(Challenge): Copy each line of the records that holds the string "color".

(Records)
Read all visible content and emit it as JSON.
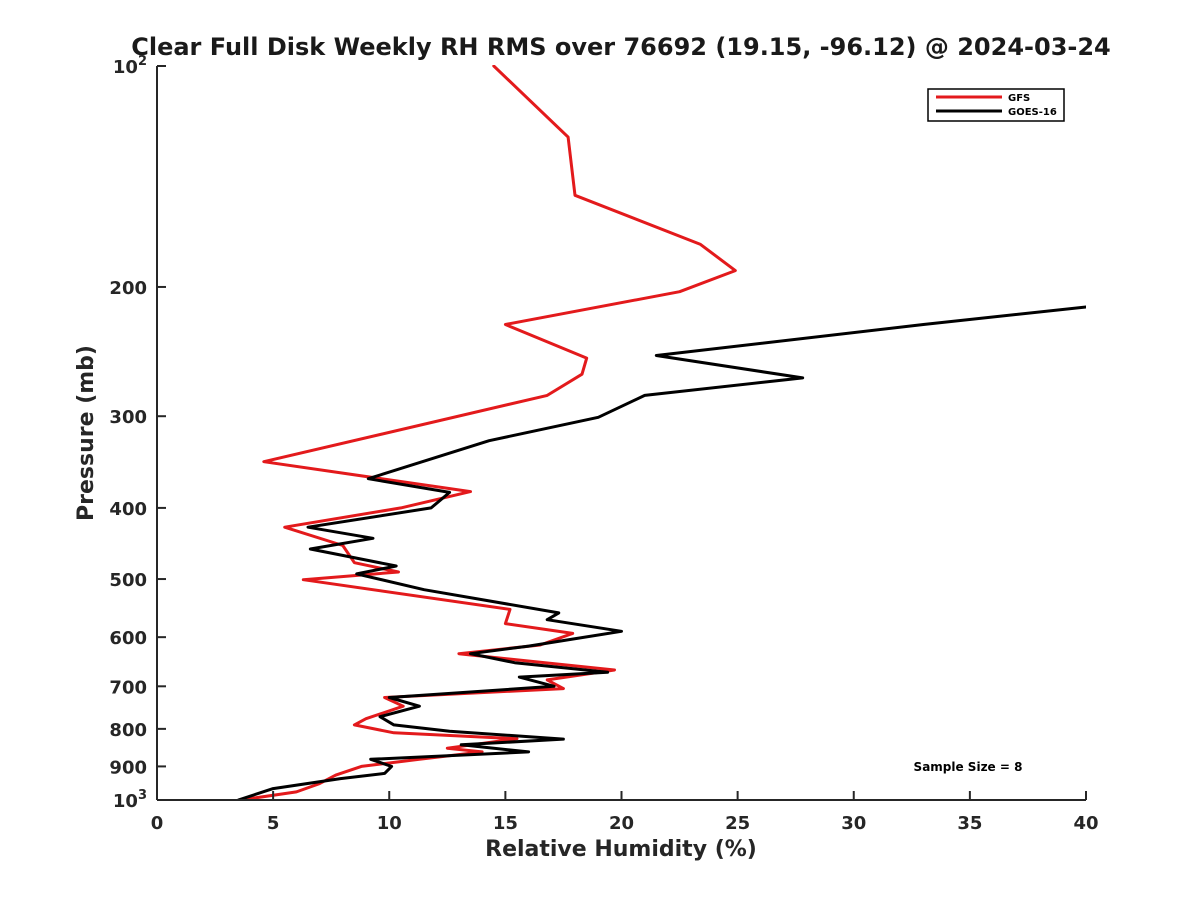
{
  "chart_data": {
    "type": "line",
    "title": "Clear Full Disk Weekly RH RMS over 76692 (19.15, -96.12) @ 2024-03-24",
    "xlabel": "Relative Humidity (%)",
    "ylabel": "Pressure (mb)",
    "xlim": [
      0,
      40
    ],
    "ylim": [
      100,
      1000
    ],
    "y_scale": "log",
    "y_reversed": true,
    "x_ticks": [
      0,
      5,
      10,
      15,
      20,
      25,
      30,
      35,
      40
    ],
    "x_tick_labels": [
      "0",
      "5",
      "10",
      "15",
      "20",
      "25",
      "30",
      "35",
      "40"
    ],
    "y_ticks": [
      100,
      200,
      300,
      400,
      500,
      600,
      700,
      800,
      900,
      1000
    ],
    "y_tick_labels": [
      {
        "base": "10",
        "sup": "2"
      },
      {
        "base": "200",
        "sup": ""
      },
      {
        "base": "300",
        "sup": ""
      },
      {
        "base": "400",
        "sup": ""
      },
      {
        "base": "500",
        "sup": ""
      },
      {
        "base": "600",
        "sup": ""
      },
      {
        "base": "700",
        "sup": ""
      },
      {
        "base": "800",
        "sup": ""
      },
      {
        "base": "900",
        "sup": ""
      },
      {
        "base": "10",
        "sup": "3"
      }
    ],
    "legend_position": "top-right",
    "annotation": "Sample Size = 8",
    "series": [
      {
        "name": "GFS",
        "color": "#e31a1c",
        "points": [
          [
            14.5,
            100
          ],
          [
            17.7,
            125
          ],
          [
            18.0,
            150
          ],
          [
            23.4,
            175
          ],
          [
            24.9,
            190
          ],
          [
            22.5,
            203
          ],
          [
            15.0,
            225
          ],
          [
            18.5,
            250
          ],
          [
            18.3,
            263
          ],
          [
            16.8,
            281
          ],
          [
            4.6,
            346
          ],
          [
            13.5,
            380
          ],
          [
            10.5,
            400
          ],
          [
            5.5,
            425
          ],
          [
            8.0,
            450
          ],
          [
            8.5,
            475
          ],
          [
            10.4,
            489
          ],
          [
            6.3,
            501
          ],
          [
            15.2,
            550
          ],
          [
            15.0,
            575
          ],
          [
            17.9,
            593
          ],
          [
            16.5,
            615
          ],
          [
            13.0,
            632
          ],
          [
            19.7,
            665
          ],
          [
            16.8,
            686
          ],
          [
            17.5,
            705
          ],
          [
            9.8,
            725
          ],
          [
            10.6,
            745
          ],
          [
            9.0,
            775
          ],
          [
            8.5,
            790
          ],
          [
            10.2,
            810
          ],
          [
            15.5,
            825
          ],
          [
            12.5,
            850
          ],
          [
            14.0,
            860
          ],
          [
            11.3,
            880
          ],
          [
            8.8,
            900
          ],
          [
            7.7,
            925
          ],
          [
            7.0,
            950
          ],
          [
            6.0,
            975
          ],
          [
            3.6,
            1000
          ]
        ]
      },
      {
        "name": "GOES-16",
        "color": "#000000",
        "points": [
          [
            40.0,
            213
          ],
          [
            33.0,
            225
          ],
          [
            21.5,
            248
          ],
          [
            27.8,
            266
          ],
          [
            21.0,
            281
          ],
          [
            19.0,
            301
          ],
          [
            14.3,
            324
          ],
          [
            9.1,
            365
          ],
          [
            12.6,
            381
          ],
          [
            11.8,
            400
          ],
          [
            6.5,
            425
          ],
          [
            9.3,
            440
          ],
          [
            6.6,
            455
          ],
          [
            10.3,
            480
          ],
          [
            8.6,
            492
          ],
          [
            11.5,
            517
          ],
          [
            17.3,
            556
          ],
          [
            16.8,
            568
          ],
          [
            20.0,
            589
          ],
          [
            16.0,
            617
          ],
          [
            13.5,
            632
          ],
          [
            15.4,
            650
          ],
          [
            19.4,
            670
          ],
          [
            15.6,
            680
          ],
          [
            17.1,
            700
          ],
          [
            10.0,
            725
          ],
          [
            11.3,
            745
          ],
          [
            9.6,
            770
          ],
          [
            10.2,
            790
          ],
          [
            12.6,
            806
          ],
          [
            17.5,
            826
          ],
          [
            13.1,
            841
          ],
          [
            16.0,
            860
          ],
          [
            9.2,
            880
          ],
          [
            10.1,
            900
          ],
          [
            9.8,
            920
          ],
          [
            7.9,
            935
          ],
          [
            5.0,
            965
          ],
          [
            3.5,
            1000
          ]
        ]
      }
    ]
  }
}
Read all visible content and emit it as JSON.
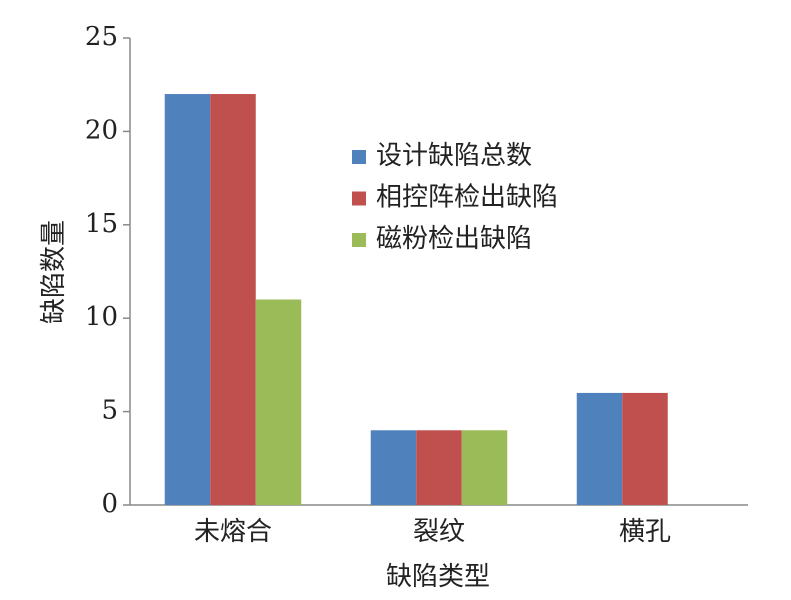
{
  "chart_data": {
    "type": "bar",
    "categories": [
      "未熔合",
      "裂纹",
      "横孔"
    ],
    "series": [
      {
        "name": "设计缺陷总数",
        "color": "#4f81bd",
        "values": [
          22,
          4,
          6
        ]
      },
      {
        "name": "相控阵检出缺陷",
        "color": "#c0504d",
        "values": [
          22,
          4,
          6
        ]
      },
      {
        "name": "磁粉检出缺陷",
        "color": "#9bbb59",
        "values": [
          11,
          4,
          0
        ]
      }
    ],
    "xlabel": "缺陷类型",
    "ylabel": "缺陷数量",
    "ylim": [
      0,
      25
    ],
    "yticks": [
      0,
      5,
      10,
      15,
      20,
      25
    ],
    "grid": false
  }
}
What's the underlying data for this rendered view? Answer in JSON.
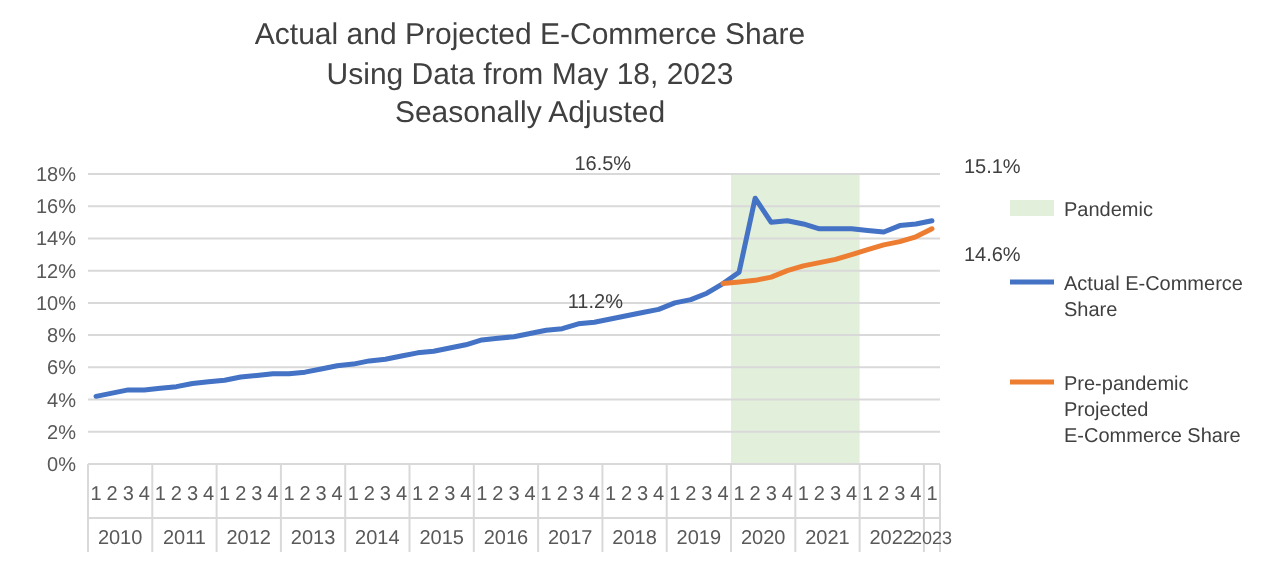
{
  "chart_data": {
    "type": "line",
    "title": "Actual and Projected E-Commerce Share",
    "subtitle": "Using Data from May 18, 2023\nSeasonally Adjusted",
    "categories": [
      "1",
      "2",
      "3",
      "4",
      "1",
      "2",
      "3",
      "4",
      "1",
      "2",
      "3",
      "4",
      "1",
      "2",
      "3",
      "4",
      "1",
      "2",
      "3",
      "4",
      "1",
      "2",
      "3",
      "4",
      "1",
      "2",
      "3",
      "4",
      "1",
      "2",
      "3",
      "4",
      "1",
      "2",
      "3",
      "4",
      "1",
      "2",
      "3",
      "4",
      "1",
      "2",
      "3",
      "4",
      "1",
      "2",
      "3",
      "4",
      "1",
      "2",
      "3",
      "4",
      "1"
    ],
    "series": [
      {
        "name": "Actual E-Commerce Share",
        "color": "#4472c4",
        "values": [
          4.2,
          4.4,
          4.6,
          4.6,
          4.7,
          4.8,
          5.0,
          5.1,
          5.2,
          5.4,
          5.5,
          5.6,
          5.6,
          5.7,
          5.9,
          6.1,
          6.2,
          6.4,
          6.5,
          6.7,
          6.9,
          7.0,
          7.2,
          7.4,
          7.7,
          7.8,
          7.9,
          8.1,
          8.3,
          8.4,
          8.7,
          8.8,
          9.0,
          9.2,
          9.4,
          9.6,
          10.0,
          10.2,
          10.6,
          11.2,
          11.9,
          16.5,
          15.0,
          15.1,
          14.9,
          14.6,
          14.6,
          14.6,
          14.5,
          14.4,
          14.8,
          14.9,
          15.1
        ]
      },
      {
        "name": "Pre-pandemic Projected E-Commerce Share",
        "color": "#ed7d31",
        "values": [
          null,
          null,
          null,
          null,
          null,
          null,
          null,
          null,
          null,
          null,
          null,
          null,
          null,
          null,
          null,
          null,
          null,
          null,
          null,
          null,
          null,
          null,
          null,
          null,
          null,
          null,
          null,
          null,
          null,
          null,
          null,
          null,
          null,
          null,
          null,
          null,
          null,
          null,
          null,
          11.2,
          11.3,
          11.4,
          11.6,
          12.0,
          12.3,
          12.5,
          12.7,
          13.0,
          13.3,
          13.6,
          13.8,
          14.1,
          14.6
        ]
      }
    ],
    "ylim": [
      0,
      18
    ],
    "yticks": [
      {
        "value": 0,
        "label": "0%"
      },
      {
        "value": 2,
        "label": "2%"
      },
      {
        "value": 4,
        "label": "4%"
      },
      {
        "value": 6,
        "label": "6%"
      },
      {
        "value": 8,
        "label": "8%"
      },
      {
        "value": 10,
        "label": "10%"
      },
      {
        "value": 12,
        "label": "12%"
      },
      {
        "value": 14,
        "label": "14%"
      },
      {
        "value": 16,
        "label": "16%"
      },
      {
        "value": 18,
        "label": "18%"
      }
    ],
    "annotations": [
      "16.5%",
      "15.1%",
      "14.6%",
      "11.2%",
      "Pandemic",
      "2010",
      "2011",
      "2012",
      "2013",
      "2014",
      "2015",
      "2016",
      "2017",
      "2018",
      "2019",
      "2020",
      "2021",
      "2022",
      "2023"
    ],
    "grid": "y",
    "legend": "right",
    "marker": "none",
    "line_style": "solid"
  }
}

(Response for this exercise):
        "color": "#e31a1c",
        "color": "#000000",
        "color": "#4f81bd",
        "color": "#c0504d",
        "color": "#9bbb59",
        "color": "#4472c4",
        "color": "#ed7d31",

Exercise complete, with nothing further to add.